## [What this task involves]
Extract every line where the string "color" appears.

## [Listed records]
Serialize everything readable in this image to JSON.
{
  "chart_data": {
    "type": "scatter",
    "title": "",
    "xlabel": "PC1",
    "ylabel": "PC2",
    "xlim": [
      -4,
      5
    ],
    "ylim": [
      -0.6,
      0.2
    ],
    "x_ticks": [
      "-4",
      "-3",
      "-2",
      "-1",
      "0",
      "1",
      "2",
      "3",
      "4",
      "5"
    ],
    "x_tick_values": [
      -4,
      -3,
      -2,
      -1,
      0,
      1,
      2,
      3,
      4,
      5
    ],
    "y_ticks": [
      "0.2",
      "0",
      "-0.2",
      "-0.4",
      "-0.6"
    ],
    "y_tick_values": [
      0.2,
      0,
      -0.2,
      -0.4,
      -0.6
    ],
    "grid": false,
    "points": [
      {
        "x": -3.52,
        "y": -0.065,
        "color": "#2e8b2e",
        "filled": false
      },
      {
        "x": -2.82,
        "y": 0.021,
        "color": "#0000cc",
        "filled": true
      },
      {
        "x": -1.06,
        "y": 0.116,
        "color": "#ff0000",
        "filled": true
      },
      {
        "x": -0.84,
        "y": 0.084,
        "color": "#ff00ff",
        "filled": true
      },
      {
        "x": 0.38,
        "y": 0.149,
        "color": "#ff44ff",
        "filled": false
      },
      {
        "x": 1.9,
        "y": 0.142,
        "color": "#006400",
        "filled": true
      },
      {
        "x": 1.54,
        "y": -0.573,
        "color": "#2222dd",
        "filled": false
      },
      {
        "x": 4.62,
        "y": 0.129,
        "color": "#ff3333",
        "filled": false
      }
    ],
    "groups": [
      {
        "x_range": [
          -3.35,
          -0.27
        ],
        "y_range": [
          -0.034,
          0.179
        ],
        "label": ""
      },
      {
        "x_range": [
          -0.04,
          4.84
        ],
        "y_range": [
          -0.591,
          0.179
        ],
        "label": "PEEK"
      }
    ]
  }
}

## [Solved problem]
        "color": "#2e8b2e",
        "color": "#0000cc",
        "color": "#ff0000",
        "color": "#ff00ff",
        "color": "#ff44ff",
        "color": "#006400",
        "color": "#2222dd",
        "color": "#ff3333",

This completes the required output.